Collected data

*-*-*

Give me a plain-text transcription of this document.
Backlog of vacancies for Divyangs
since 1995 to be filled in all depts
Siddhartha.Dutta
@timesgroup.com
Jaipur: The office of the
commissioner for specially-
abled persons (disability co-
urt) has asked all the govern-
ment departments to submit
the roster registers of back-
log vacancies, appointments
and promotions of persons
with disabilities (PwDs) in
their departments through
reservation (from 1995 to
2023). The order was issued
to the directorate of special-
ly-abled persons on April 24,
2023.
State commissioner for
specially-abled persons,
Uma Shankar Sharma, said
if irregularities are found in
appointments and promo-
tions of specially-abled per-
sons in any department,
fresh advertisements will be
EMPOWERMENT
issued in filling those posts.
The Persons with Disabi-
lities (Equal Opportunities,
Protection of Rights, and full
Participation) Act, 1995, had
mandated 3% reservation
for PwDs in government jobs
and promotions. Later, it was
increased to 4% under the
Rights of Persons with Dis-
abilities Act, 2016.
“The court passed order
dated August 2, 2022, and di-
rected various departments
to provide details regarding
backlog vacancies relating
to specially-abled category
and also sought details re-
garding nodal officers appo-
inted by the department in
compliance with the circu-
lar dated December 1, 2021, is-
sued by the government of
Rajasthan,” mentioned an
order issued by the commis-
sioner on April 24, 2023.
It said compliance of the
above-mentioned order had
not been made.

*-*-*

DESCRIPTION OF THE TASK — Pick out all lines containing the string "government".

OUTPUT OF THE EXERCISE —
for PwDs in government jobs
sued by the government of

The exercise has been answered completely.